◆ **Extracted data entries**
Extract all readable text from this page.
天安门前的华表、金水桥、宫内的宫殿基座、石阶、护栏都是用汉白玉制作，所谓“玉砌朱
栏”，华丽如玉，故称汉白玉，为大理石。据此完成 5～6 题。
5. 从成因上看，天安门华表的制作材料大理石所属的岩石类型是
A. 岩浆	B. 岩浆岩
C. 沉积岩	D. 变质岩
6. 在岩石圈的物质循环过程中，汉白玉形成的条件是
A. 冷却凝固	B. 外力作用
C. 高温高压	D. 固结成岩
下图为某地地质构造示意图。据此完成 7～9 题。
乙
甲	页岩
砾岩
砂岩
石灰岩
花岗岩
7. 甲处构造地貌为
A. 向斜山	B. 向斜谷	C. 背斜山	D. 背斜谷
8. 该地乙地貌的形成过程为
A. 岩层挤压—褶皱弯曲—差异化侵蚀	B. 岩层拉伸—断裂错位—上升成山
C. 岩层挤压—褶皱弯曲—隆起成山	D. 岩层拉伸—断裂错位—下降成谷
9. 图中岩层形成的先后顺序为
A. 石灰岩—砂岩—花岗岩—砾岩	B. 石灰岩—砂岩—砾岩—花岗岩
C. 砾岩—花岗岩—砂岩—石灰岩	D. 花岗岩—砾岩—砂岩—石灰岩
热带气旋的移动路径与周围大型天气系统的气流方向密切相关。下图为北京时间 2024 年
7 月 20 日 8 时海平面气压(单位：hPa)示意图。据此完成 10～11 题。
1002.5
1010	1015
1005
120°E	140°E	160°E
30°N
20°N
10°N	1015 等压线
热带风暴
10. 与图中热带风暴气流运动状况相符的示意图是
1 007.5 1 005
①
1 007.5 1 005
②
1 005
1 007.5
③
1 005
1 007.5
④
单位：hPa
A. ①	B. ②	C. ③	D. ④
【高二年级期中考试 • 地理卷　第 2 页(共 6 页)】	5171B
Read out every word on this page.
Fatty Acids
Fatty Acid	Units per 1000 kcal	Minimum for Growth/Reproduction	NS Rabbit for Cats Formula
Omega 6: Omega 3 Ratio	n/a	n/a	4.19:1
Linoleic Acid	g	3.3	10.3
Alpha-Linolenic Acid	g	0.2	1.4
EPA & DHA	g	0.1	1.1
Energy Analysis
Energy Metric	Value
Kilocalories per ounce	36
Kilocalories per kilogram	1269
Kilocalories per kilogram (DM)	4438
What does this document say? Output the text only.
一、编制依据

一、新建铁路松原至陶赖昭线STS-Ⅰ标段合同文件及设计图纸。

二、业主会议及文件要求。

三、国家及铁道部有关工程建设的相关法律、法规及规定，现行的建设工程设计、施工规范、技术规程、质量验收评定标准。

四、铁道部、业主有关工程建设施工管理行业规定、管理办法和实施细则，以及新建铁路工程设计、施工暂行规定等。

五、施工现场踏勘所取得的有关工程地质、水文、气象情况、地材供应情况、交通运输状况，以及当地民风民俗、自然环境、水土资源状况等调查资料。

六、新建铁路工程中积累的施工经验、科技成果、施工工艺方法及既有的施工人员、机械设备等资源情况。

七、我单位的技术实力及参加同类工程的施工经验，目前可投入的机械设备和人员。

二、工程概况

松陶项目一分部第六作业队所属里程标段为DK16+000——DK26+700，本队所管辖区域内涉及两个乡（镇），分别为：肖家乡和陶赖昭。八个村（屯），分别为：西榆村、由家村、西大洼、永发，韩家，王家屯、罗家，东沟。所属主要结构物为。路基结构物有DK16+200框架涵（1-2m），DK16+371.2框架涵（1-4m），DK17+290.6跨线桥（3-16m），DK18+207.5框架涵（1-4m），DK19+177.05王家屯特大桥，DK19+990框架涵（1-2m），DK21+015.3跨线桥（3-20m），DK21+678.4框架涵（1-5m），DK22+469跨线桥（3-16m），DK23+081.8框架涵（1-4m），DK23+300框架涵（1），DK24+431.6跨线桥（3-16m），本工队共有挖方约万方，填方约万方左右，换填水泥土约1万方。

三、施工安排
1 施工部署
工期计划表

◆ **WHAT YOU SHOULD DO**
Copy the material above, line for line.

◆ **ANSWER IN FULL**
Extract all readable text from this page.
天安门前的华表、金水桥、宫内的宫殿基座、石阶、护栏都是用汉白玉制作，所谓“玉砌朱
栏”，华丽如玉，故称汉白玉，为大理石。据此完成 5～6 题。
5. 从成因上看，天安门华表的制作材料大理石所属的岩石类型是
A. 岩浆	B. 岩浆岩
C. 沉积岩	D. 变质岩
6. 在岩石圈的物质循环过程中，汉白玉形成的条件是
A. 冷却凝固	B. 外力作用
C. 高温高压	D. 固结成岩
下图为某地地质构造示意图。据此完成 7～9 题。
乙
甲	页岩
砾岩
砂岩
石灰岩
花岗岩
7. 甲处构造地貌为
A. 向斜山	B. 向斜谷	C. 背斜山	D. 背斜谷
8. 该地乙地貌的形成过程为
A. 岩层挤压—褶皱弯曲—差异化侵蚀	B. 岩层拉伸—断裂错位—上升成山
C. 岩层挤压—褶皱弯曲—隆起成山	D. 岩层拉伸—断裂错位—下降成谷
9. 图中岩层形成的先后顺序为
A. 石灰岩—砂岩—花岗岩—砾岩	B. 石灰岩—砂岩—砾岩—花岗岩
C. 砾岩—花岗岩—砂岩—石灰岩	D. 花岗岩—砾岩—砂岩—石灰岩
热带气旋的移动路径与周围大型天气系统的气流方向密切相关。下图为北京时间 2024 年
7 月 20 日 8 时海平面气压(单位：hPa)示意图。据此完成 10～11 题。
1002.5
1010	1015
1005
120°E	140°E	160°E
30°N
20°N
10°N	1015 等压线
热带风暴
10. 与图中热带风暴气流运动状况相符的示意图是
1 007.5 1 005
①
1 007.5 1 005
②
1 005
1 007.5
③
1 005
1 007.5
④
单位：hPa
A. ①	B. ②	C. ③	D. ④
【高二年级期中考试 • 地理卷　第 2 页(共 6 页)】	5171B
Read out every word on this page.
Fatty Acids
Fatty Acid	Units per 1000 kcal	Minimum for Growth/Reproduction	NS Rabbit for Cats Formula
Omega 6: Omega 3 Ratio	n/a	n/a	4.19:1
Linoleic Acid	g	3.3	10.3
Alpha-Linolenic Acid	g	0.2	1.4
EPA & DHA	g	0.1	1.1
Energy Analysis
Energy Metric	Value
Kilocalories per ounce	36
Kilocalories per kilogram	1269
Kilocalories per kilogram (DM)	4438
What does this document say? Output the text only.
一、编制依据

一、新建铁路松原至陶赖昭线STS-Ⅰ标段合同文件及设计图纸。

二、业主会议及文件要求。

三、国家及铁道部有关工程建设的相关法律、法规及规定，现行的建设工程设计、施工规范、技术规程、质量验收评定标准。

四、铁道部、业主有关工程建设施工管理行业规定、管理办法和实施细则，以及新建铁路工程设计、施工暂行规定等。

五、施工现场踏勘所取得的有关工程地质、水文、气象情况、地材供应情况、交通运输状况，以及当地民风民俗、自然环境、水土资源状况等调查资料。

六、新建铁路工程中积累的施工经验、科技成果、施工工艺方法及既有的施工人员、机械设备等资源情况。

七、我单位的技术实力及参加同类工程的施工经验，目前可投入的机械设备和人员。

二、工程概况

松陶项目一分部第六作业队所属里程标段为DK16+000——DK26+700，本队所管辖区域内涉及两个乡（镇），分别为：肖家乡和陶赖昭。八个村（屯），分别为：西榆村、由家村、西大洼、永发，韩家，王家屯、罗家，东沟。所属主要结构物为。路基结构物有DK16+200框架涵（1-2m），DK16+371.2框架涵（1-4m），DK17+290.6跨线桥（3-16m），DK18+207.5框架涵（1-4m），DK19+177.05王家屯特大桥，DK19+990框架涵（1-2m），DK21+015.3跨线桥（3-20m），DK21+678.4框架涵（1-5m），DK22+469跨线桥（3-16m），DK23+081.8框架涵（1-4m），DK23+300框架涵（1），DK24+431.6跨线桥（3-16m），本工队共有挖方约万方，填方约万方左右，换填水泥土约1万方。

三、施工安排
1 施工部署
工期计划表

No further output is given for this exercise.